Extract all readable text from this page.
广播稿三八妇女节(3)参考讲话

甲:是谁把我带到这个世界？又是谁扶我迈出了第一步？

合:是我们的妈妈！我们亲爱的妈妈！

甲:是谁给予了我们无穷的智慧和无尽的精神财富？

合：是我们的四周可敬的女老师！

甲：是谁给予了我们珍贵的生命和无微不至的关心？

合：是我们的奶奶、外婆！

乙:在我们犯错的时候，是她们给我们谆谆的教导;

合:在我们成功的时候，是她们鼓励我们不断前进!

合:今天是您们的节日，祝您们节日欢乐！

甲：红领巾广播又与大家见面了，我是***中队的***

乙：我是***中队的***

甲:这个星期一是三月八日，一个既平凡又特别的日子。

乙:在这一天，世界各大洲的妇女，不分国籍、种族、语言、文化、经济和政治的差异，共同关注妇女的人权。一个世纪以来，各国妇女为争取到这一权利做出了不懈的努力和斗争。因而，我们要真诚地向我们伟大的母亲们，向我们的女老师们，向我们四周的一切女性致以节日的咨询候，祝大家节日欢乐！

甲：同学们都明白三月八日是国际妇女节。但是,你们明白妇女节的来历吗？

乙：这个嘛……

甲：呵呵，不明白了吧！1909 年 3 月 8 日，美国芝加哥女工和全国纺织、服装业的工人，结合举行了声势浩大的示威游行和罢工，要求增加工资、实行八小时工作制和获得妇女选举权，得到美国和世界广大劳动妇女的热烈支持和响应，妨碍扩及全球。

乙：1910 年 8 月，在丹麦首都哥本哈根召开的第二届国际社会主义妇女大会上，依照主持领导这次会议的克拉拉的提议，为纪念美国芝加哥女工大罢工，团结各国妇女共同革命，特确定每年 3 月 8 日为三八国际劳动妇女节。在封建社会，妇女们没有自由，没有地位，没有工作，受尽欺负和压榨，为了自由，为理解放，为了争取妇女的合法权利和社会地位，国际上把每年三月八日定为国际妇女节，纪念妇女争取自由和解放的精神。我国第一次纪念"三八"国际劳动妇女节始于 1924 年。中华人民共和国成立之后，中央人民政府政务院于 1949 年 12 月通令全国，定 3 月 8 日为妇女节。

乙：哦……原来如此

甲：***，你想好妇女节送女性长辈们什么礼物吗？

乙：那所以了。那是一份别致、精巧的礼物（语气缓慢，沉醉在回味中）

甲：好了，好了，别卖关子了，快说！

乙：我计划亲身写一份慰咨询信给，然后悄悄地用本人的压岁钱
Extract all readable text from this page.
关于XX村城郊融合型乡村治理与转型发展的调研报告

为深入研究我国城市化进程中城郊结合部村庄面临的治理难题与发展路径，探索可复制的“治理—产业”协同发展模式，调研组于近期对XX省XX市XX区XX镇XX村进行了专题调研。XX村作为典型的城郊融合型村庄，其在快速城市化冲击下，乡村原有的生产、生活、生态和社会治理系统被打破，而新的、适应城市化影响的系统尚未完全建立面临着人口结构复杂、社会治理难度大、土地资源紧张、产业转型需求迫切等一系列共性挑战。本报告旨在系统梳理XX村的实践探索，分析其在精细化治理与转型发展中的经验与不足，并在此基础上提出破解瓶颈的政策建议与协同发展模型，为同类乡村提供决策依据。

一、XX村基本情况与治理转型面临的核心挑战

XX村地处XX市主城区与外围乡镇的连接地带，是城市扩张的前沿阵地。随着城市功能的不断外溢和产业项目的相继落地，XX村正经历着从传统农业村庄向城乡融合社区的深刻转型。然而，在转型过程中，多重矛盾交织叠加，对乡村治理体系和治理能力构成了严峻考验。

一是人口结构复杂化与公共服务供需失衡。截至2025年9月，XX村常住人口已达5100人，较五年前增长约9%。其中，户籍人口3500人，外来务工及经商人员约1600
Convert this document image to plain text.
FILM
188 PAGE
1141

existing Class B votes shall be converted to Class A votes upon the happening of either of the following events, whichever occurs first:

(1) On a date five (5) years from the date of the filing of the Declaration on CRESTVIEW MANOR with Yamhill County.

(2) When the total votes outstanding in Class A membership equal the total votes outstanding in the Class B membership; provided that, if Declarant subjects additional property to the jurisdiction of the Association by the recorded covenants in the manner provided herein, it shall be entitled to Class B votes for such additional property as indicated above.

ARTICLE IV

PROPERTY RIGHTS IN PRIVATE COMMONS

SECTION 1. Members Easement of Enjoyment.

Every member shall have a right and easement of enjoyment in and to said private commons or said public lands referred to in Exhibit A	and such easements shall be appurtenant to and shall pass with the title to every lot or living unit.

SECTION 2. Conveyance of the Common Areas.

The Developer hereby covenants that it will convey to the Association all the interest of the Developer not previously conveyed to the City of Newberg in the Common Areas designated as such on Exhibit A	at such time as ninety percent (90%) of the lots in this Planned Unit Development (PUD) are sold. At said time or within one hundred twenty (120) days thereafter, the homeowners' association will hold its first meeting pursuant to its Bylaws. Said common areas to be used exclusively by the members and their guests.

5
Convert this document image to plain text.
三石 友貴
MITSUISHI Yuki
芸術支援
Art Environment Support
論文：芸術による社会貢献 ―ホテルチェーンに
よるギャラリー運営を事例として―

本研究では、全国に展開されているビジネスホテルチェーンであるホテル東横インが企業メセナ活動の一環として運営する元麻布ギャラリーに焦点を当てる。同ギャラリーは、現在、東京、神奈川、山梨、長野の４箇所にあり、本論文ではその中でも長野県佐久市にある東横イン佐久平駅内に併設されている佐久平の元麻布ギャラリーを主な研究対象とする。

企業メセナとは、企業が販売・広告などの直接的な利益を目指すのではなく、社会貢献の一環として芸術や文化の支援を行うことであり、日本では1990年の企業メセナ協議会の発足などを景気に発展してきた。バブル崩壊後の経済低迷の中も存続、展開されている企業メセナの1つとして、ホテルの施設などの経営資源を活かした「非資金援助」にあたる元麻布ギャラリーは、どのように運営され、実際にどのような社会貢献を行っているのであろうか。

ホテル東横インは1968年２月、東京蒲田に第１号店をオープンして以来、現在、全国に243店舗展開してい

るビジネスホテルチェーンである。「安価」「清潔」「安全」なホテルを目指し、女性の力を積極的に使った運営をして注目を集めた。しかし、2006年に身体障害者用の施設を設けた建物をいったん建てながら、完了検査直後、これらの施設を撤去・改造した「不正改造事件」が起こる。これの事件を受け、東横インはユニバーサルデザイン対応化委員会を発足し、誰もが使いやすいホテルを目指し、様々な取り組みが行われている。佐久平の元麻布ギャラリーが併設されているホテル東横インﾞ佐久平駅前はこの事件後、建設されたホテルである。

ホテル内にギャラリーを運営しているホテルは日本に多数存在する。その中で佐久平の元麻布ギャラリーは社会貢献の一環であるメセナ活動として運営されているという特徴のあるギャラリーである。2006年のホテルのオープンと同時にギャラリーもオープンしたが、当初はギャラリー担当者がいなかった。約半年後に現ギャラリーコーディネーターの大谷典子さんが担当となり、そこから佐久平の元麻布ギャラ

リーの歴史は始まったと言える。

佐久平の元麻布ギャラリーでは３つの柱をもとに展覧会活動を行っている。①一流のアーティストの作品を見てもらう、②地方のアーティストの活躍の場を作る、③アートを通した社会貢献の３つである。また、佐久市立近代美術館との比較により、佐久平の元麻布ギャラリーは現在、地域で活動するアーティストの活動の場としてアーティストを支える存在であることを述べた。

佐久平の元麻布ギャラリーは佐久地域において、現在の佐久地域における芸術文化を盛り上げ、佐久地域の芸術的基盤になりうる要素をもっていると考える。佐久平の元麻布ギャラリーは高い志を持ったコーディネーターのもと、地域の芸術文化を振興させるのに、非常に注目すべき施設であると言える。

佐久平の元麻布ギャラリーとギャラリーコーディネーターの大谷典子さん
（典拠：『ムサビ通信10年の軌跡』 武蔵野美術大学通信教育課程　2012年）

The task:
From the data above, pick out each line containing "covenants" and copy it.

Output below:
(2) When the total votes outstanding in Class A membership equal the total votes outstanding in the Class B membership; provided that, if Declarant subjects additional property to the jurisdiction of the Association by the recorded covenants in the manner provided herein, it shall be entitled to Class B votes for such additional property as indicated above.
The Developer hereby covenants that it will convey to the Association all the interest of the Developer not previously conveyed to the City of Newberg in the Common Areas designated as such on Exhibit A	at such time as ninety percent (90%) of the lots in this Planned Unit Development (PUD) are sold. At said time or within one hundred twenty (120) days thereafter, the homeowners' association will hold its first meeting pursuant to its Bylaws. Said common areas to be used exclusively by the members and their guests.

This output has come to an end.